Pull every line containing "NATO" out of the material below.

--- BEGIN ---

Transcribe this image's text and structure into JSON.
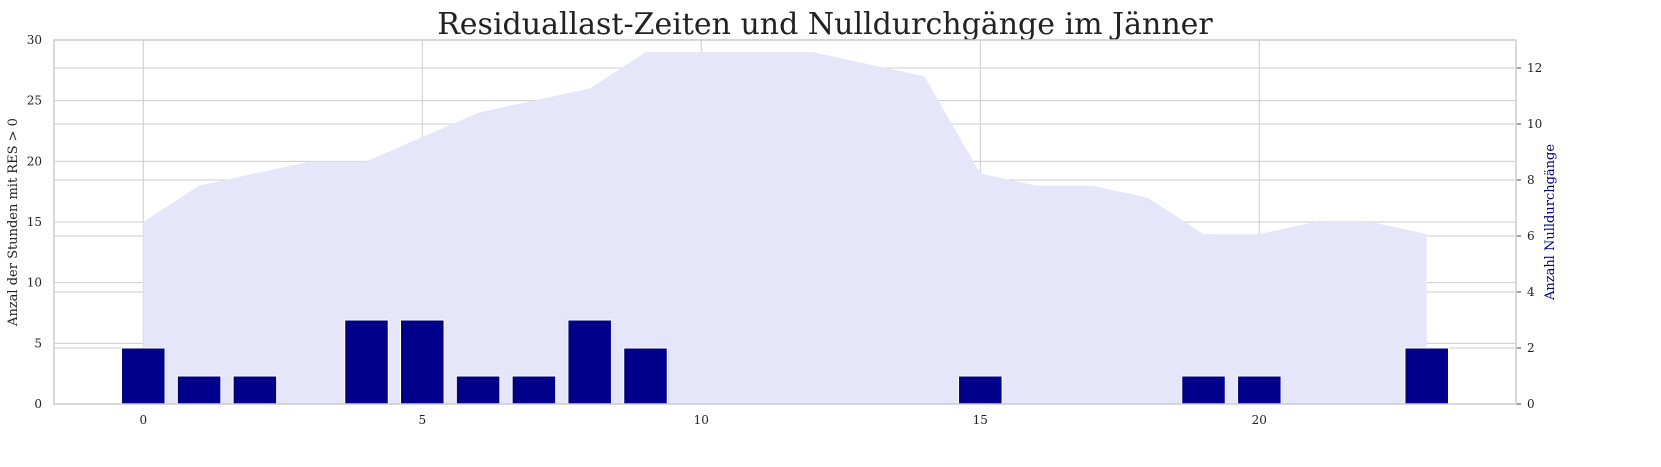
{
  "chart_data": {
    "type": "bar",
    "title": "Residuallast-Zeiten und Nulldurchgänge im Jänner",
    "ylabel": "Anzal der Stunden mit RES > 0",
    "y2label": "Anzahl Nulldurchgänge",
    "xlim": [
      -1.6,
      24.6
    ],
    "ylim": [
      0,
      30
    ],
    "y2lim": [
      0,
      13
    ],
    "x_ticks": [
      "0",
      "5",
      "10",
      "15",
      "20"
    ],
    "y_ticks": [
      "0",
      "5",
      "10",
      "15",
      "20",
      "25",
      "30"
    ],
    "y2_ticks": [
      "0",
      "2",
      "4",
      "6",
      "8",
      "10",
      "12"
    ],
    "grid": true,
    "series": [
      {
        "type": "area",
        "axis": "left",
        "color": "#E6E6FA",
        "x": [
          0,
          1,
          2,
          3,
          4,
          5,
          6,
          7,
          8,
          9,
          10,
          11,
          12,
          13,
          14,
          15,
          16,
          17,
          18,
          19,
          20,
          21,
          22,
          23
        ],
        "values": [
          15,
          18,
          19,
          20,
          20,
          22,
          24,
          25,
          26,
          29,
          29,
          29,
          29,
          28,
          27,
          19,
          18,
          18,
          17,
          14,
          14,
          15,
          15,
          14
        ]
      },
      {
        "type": "bar",
        "axis": "right",
        "color": "#00008B",
        "x": [
          0,
          1,
          2,
          3,
          4,
          5,
          6,
          7,
          8,
          9,
          10,
          11,
          12,
          13,
          14,
          15,
          16,
          17,
          18,
          19,
          20,
          21,
          22,
          23
        ],
        "values": [
          2,
          1,
          1,
          0,
          3,
          3,
          1,
          1,
          3,
          2,
          0,
          0,
          0,
          0,
          0,
          1,
          0,
          0,
          0,
          1,
          1,
          0,
          0,
          2
        ]
      }
    ]
  }
}
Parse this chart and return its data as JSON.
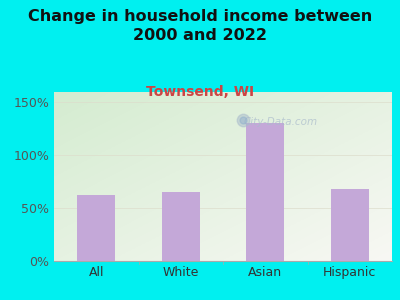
{
  "title": "Change in household income between\n2000 and 2022",
  "subtitle": "Townsend, WI",
  "categories": [
    "All",
    "White",
    "Asian",
    "Hispanic"
  ],
  "values": [
    62,
    65,
    130,
    68
  ],
  "bar_color": "#c4a8d8",
  "background_color": "#00f0f0",
  "plot_bg_gradient_tl": "#d4ecd0",
  "plot_bg_gradient_br": "#f5f5f0",
  "title_fontsize": 11.5,
  "subtitle_fontsize": 10,
  "subtitle_color": "#cc4444",
  "title_color": "#111111",
  "tick_label_color": "#333333",
  "ytick_label_color": "#555555",
  "ylim": [
    0,
    160
  ],
  "yticks": [
    0,
    50,
    100,
    150
  ],
  "ytick_labels": [
    "0%",
    "50%",
    "100%",
    "150%"
  ],
  "watermark_text": "City-Data.com",
  "watermark_color": "#aabbcc"
}
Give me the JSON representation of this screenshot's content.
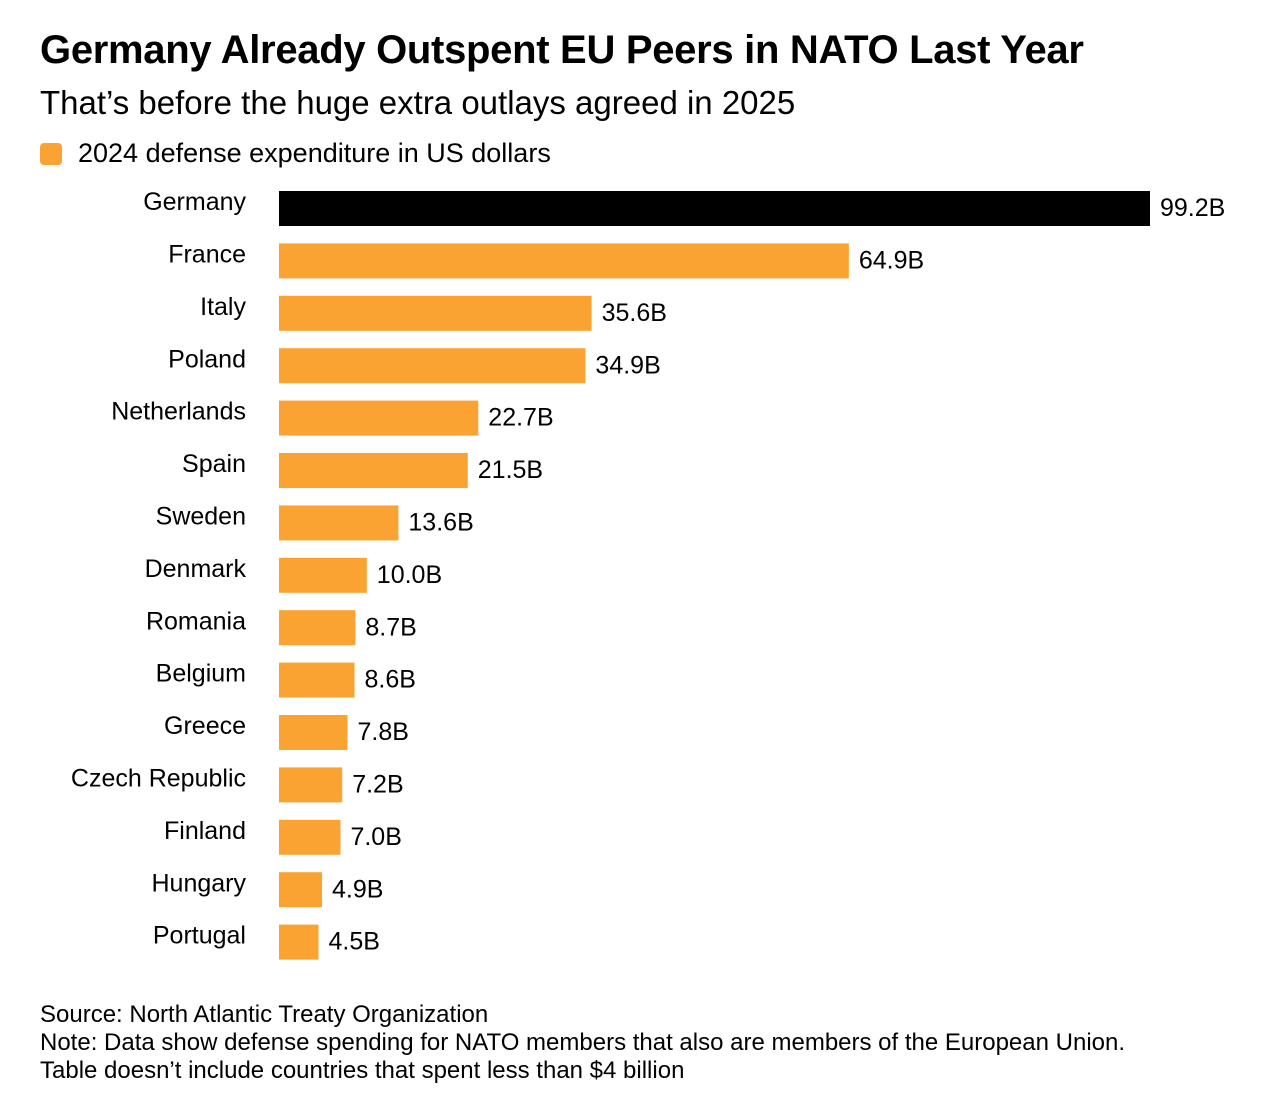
{
  "header": {
    "title": "Germany Already Outspent EU Peers in NATO Last Year",
    "subtitle": "That’s before the huge extra outlays agreed in 2025"
  },
  "legend": {
    "label": "2024 defense expenditure in US dollars",
    "color": "#FBA332"
  },
  "colors": {
    "highlight": "#000000",
    "default": "#FBA332"
  },
  "chart_data": {
    "type": "bar",
    "orientation": "horizontal",
    "categories": [
      "Germany",
      "France",
      "Italy",
      "Poland",
      "Netherlands",
      "Spain",
      "Sweden",
      "Denmark",
      "Romania",
      "Belgium",
      "Greece",
      "Czech Republic",
      "Finland",
      "Hungary",
      "Portugal"
    ],
    "values": [
      99.2,
      64.9,
      35.6,
      34.9,
      22.7,
      21.5,
      13.6,
      10.0,
      8.7,
      8.6,
      7.8,
      7.2,
      7.0,
      4.9,
      4.5
    ],
    "value_labels": [
      "99.2B",
      "64.9B",
      "35.6B",
      "34.9B",
      "22.7B",
      "21.5B",
      "13.6B",
      "10.0B",
      "8.7B",
      "8.6B",
      "7.8B",
      "7.2B",
      "7.0B",
      "4.9B",
      "4.5B"
    ],
    "highlight": [
      "Germany"
    ],
    "series": [
      {
        "name": "2024 defense expenditure in US dollars",
        "values": [
          99.2,
          64.9,
          35.6,
          34.9,
          22.7,
          21.5,
          13.6,
          10.0,
          8.7,
          8.6,
          7.8,
          7.2,
          7.0,
          4.9,
          4.5
        ]
      }
    ],
    "xlim": [
      0,
      99.2
    ],
    "grid": false,
    "legend_position": "top-left"
  },
  "footer": {
    "source": "Source: North Atlantic Treaty Organization",
    "note_line1": "Note: Data show defense spending for NATO members that also are members of the European Union.",
    "note_line2": "Table doesn’t include countries that spent less than $4 billion"
  }
}
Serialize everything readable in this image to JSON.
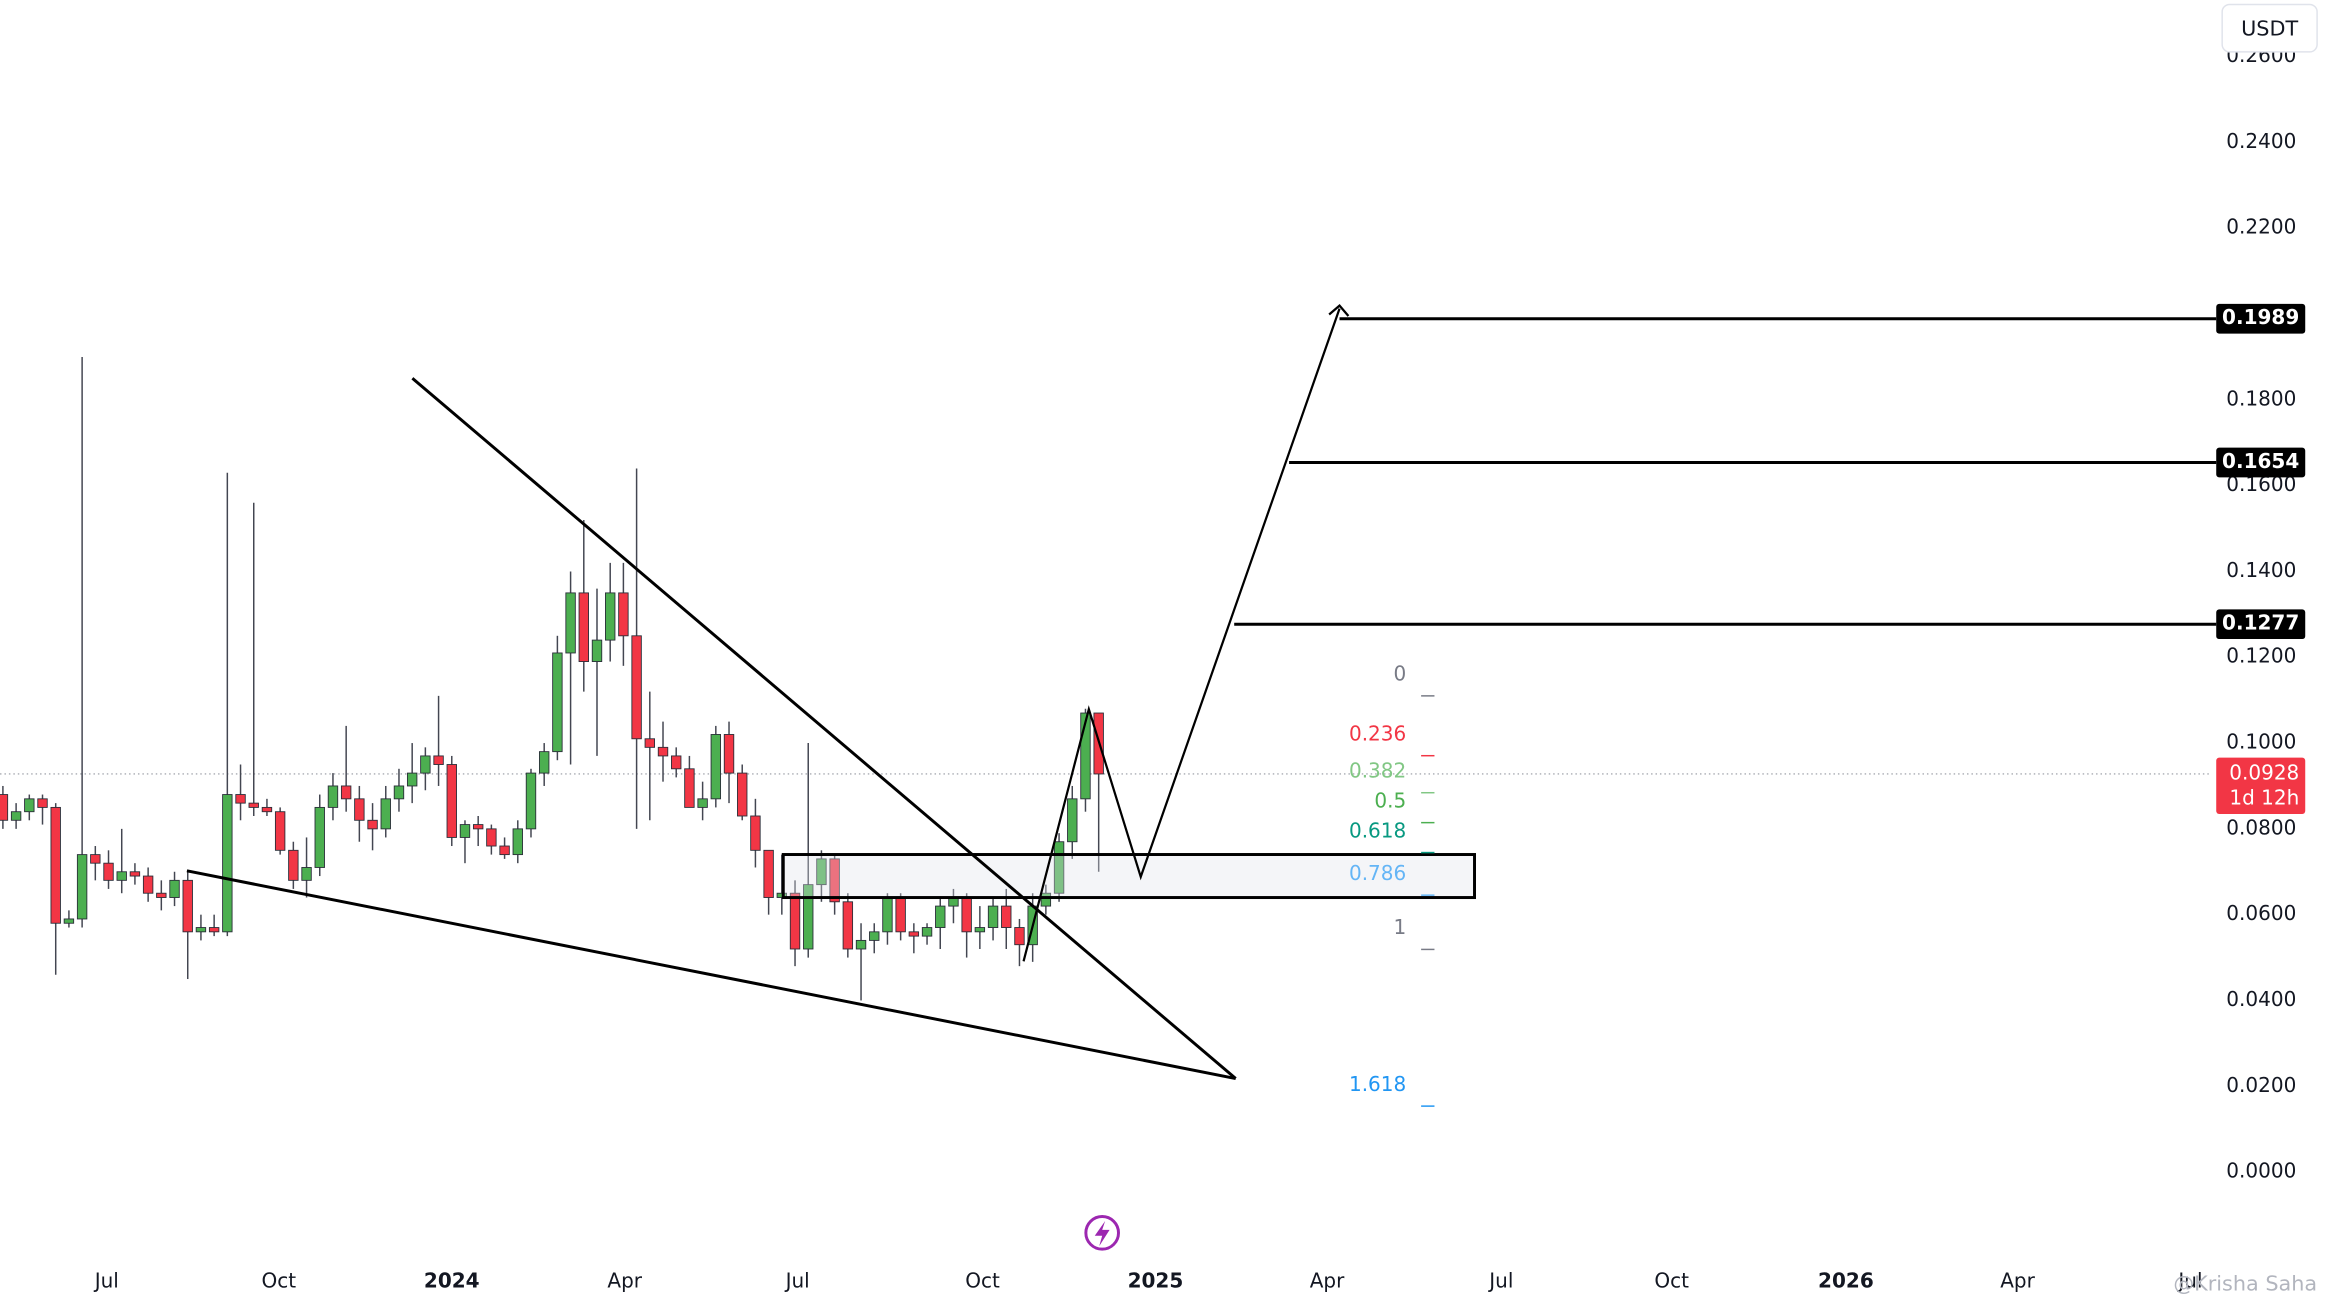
{
  "chart_data": {
    "type": "candlestick",
    "open": [
      0.088,
      0.082,
      0.084,
      0.087,
      0.085,
      0.058,
      0.059,
      0.074,
      0.072,
      0.068,
      0.07,
      0.069,
      0.065,
      0.064,
      0.068,
      0.056,
      0.057,
      0.056,
      0.088,
      0.086,
      0.085,
      0.084,
      0.075,
      0.068,
      0.071,
      0.085,
      0.09,
      0.087,
      0.082,
      0.08,
      0.087,
      0.09,
      0.093,
      0.097,
      0.095,
      0.078,
      0.081,
      0.08,
      0.076,
      0.074,
      0.08,
      0.093,
      0.098,
      0.121,
      0.135,
      0.119,
      0.124,
      0.135,
      0.125,
      0.101,
      0.099,
      0.097,
      0.094,
      0.085,
      0.087,
      0.102,
      0.093,
      0.083,
      0.075,
      0.064,
      0.065,
      0.052,
      0.067,
      0.073,
      0.063,
      0.052,
      0.054,
      0.056,
      0.064,
      0.056,
      0.055,
      0.057,
      0.062,
      0.064,
      0.056,
      0.057,
      0.062,
      0.057,
      0.053,
      0.062,
      0.065,
      0.077,
      0.087,
      0.107
    ],
    "high": [
      0.09,
      0.086,
      0.088,
      0.088,
      0.086,
      0.061,
      0.19,
      0.076,
      0.075,
      0.08,
      0.072,
      0.071,
      0.068,
      0.07,
      0.07,
      0.06,
      0.06,
      0.163,
      0.095,
      0.156,
      0.087,
      0.085,
      0.077,
      0.078,
      0.088,
      0.093,
      0.104,
      0.09,
      0.086,
      0.09,
      0.094,
      0.1,
      0.099,
      0.111,
      0.097,
      0.082,
      0.083,
      0.081,
      0.078,
      0.082,
      0.094,
      0.1,
      0.125,
      0.14,
      0.152,
      0.136,
      0.142,
      0.142,
      0.164,
      0.112,
      0.105,
      0.099,
      0.097,
      0.091,
      0.104,
      0.105,
      0.095,
      0.087,
      0.075,
      0.074,
      0.068,
      0.1,
      0.075,
      0.074,
      0.065,
      0.058,
      0.058,
      0.065,
      0.065,
      0.058,
      0.058,
      0.064,
      0.066,
      0.065,
      0.062,
      0.064,
      0.066,
      0.059,
      0.065,
      0.067,
      0.079,
      0.09,
      0.108,
      0.107
    ],
    "low": [
      0.08,
      0.08,
      0.082,
      0.081,
      0.046,
      0.057,
      0.057,
      0.068,
      0.066,
      0.065,
      0.067,
      0.063,
      0.061,
      0.062,
      0.045,
      0.054,
      0.055,
      0.055,
      0.082,
      0.083,
      0.083,
      0.074,
      0.066,
      0.064,
      0.069,
      0.082,
      0.084,
      0.077,
      0.075,
      0.078,
      0.084,
      0.086,
      0.089,
      0.09,
      0.076,
      0.072,
      0.076,
      0.074,
      0.073,
      0.072,
      0.078,
      0.09,
      0.096,
      0.095,
      0.112,
      0.097,
      0.119,
      0.118,
      0.08,
      0.082,
      0.091,
      0.092,
      0.085,
      0.082,
      0.085,
      0.086,
      0.082,
      0.071,
      0.06,
      0.06,
      0.048,
      0.05,
      0.063,
      0.06,
      0.05,
      0.04,
      0.051,
      0.053,
      0.054,
      0.051,
      0.053,
      0.052,
      0.058,
      0.05,
      0.052,
      0.054,
      0.052,
      0.048,
      0.049,
      0.06,
      0.063,
      0.073,
      0.084,
      0.07
    ],
    "close": [
      0.082,
      0.084,
      0.087,
      0.085,
      0.058,
      0.059,
      0.074,
      0.072,
      0.068,
      0.07,
      0.069,
      0.065,
      0.064,
      0.068,
      0.056,
      0.057,
      0.056,
      0.088,
      0.086,
      0.085,
      0.084,
      0.075,
      0.068,
      0.071,
      0.085,
      0.09,
      0.087,
      0.082,
      0.08,
      0.087,
      0.09,
      0.093,
      0.097,
      0.095,
      0.078,
      0.081,
      0.08,
      0.076,
      0.074,
      0.08,
      0.093,
      0.098,
      0.121,
      0.135,
      0.119,
      0.124,
      0.135,
      0.125,
      0.101,
      0.099,
      0.097,
      0.094,
      0.085,
      0.087,
      0.102,
      0.093,
      0.083,
      0.075,
      0.064,
      0.065,
      0.052,
      0.067,
      0.073,
      0.063,
      0.052,
      0.054,
      0.056,
      0.064,
      0.056,
      0.055,
      0.057,
      0.062,
      0.064,
      0.056,
      0.057,
      0.062,
      0.057,
      0.053,
      0.062,
      0.065,
      0.077,
      0.087,
      0.107,
      0.0928
    ],
    "up_color": "#4caf50",
    "down_color": "#f23645",
    "xlim": [
      -0.22,
      167.2
    ],
    "xticks": [
      {
        "value": 7.87,
        "label": "Jul"
      },
      {
        "value": 20.9,
        "label": "Oct"
      },
      {
        "value": 34.0,
        "label": "2024"
      },
      {
        "value": 47.1,
        "label": "Apr"
      },
      {
        "value": 60.2,
        "label": "Jul"
      },
      {
        "value": 74.2,
        "label": "Oct"
      },
      {
        "value": 87.3,
        "label": "2025"
      },
      {
        "value": 100.3,
        "label": "Apr"
      },
      {
        "value": 113.5,
        "label": "Jul"
      },
      {
        "value": 126.4,
        "label": "Oct"
      },
      {
        "value": 139.6,
        "label": "2026"
      },
      {
        "value": 152.6,
        "label": "Apr"
      },
      {
        "value": 165.7,
        "label": "Jul"
      }
    ],
    "ylim": [
      -0.019,
      0.2732
    ],
    "yticks": [
      {
        "value": 0,
        "label": "0.0000"
      },
      {
        "value": 0.02,
        "label": "0.0200"
      },
      {
        "value": 0.04,
        "label": "0.0400"
      },
      {
        "value": 0.06,
        "label": "0.0600"
      },
      {
        "value": 0.08,
        "label": "0.0800"
      },
      {
        "value": 0.1,
        "label": "0.1000"
      },
      {
        "value": 0.12,
        "label": "0.1200"
      },
      {
        "value": 0.14,
        "label": "0.1400"
      },
      {
        "value": 0.16,
        "label": "0.1600"
      },
      {
        "value": 0.18,
        "label": "0.1800"
      },
      {
        "value": 0.2,
        "label": "0.2000"
      },
      {
        "value": 0.22,
        "label": "0.2200"
      },
      {
        "value": 0.24,
        "label": "0.2400"
      },
      {
        "value": 0.26,
        "label": "0.2600"
      }
    ],
    "currency": "USDT",
    "last_price": 0.0928,
    "countdown": "1d 12h",
    "last_color": "#f23645",
    "targets": [
      0.1989,
      0.1654,
      0.1277
    ],
    "fib": {
      "high": 0.111,
      "low": 0.0519,
      "levels": [
        0,
        0.236,
        0.382,
        0.5,
        0.618,
        0.786,
        1,
        1.618
      ],
      "colors": [
        "#787b86",
        "#f23645",
        "#81c784",
        "#4caf50",
        "#089981",
        "#64b5f6",
        "#787b86",
        "#2196f3"
      ]
    },
    "watermark": "@Krisha Saha"
  }
}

--- END ---

COMPLETE OUTPUT:
    "title": "Germany Already Outspent EU Peers in NATO Last Year",
    "note_line1": "Note: Data show defense spending for NATO members that also are members of the European Union.",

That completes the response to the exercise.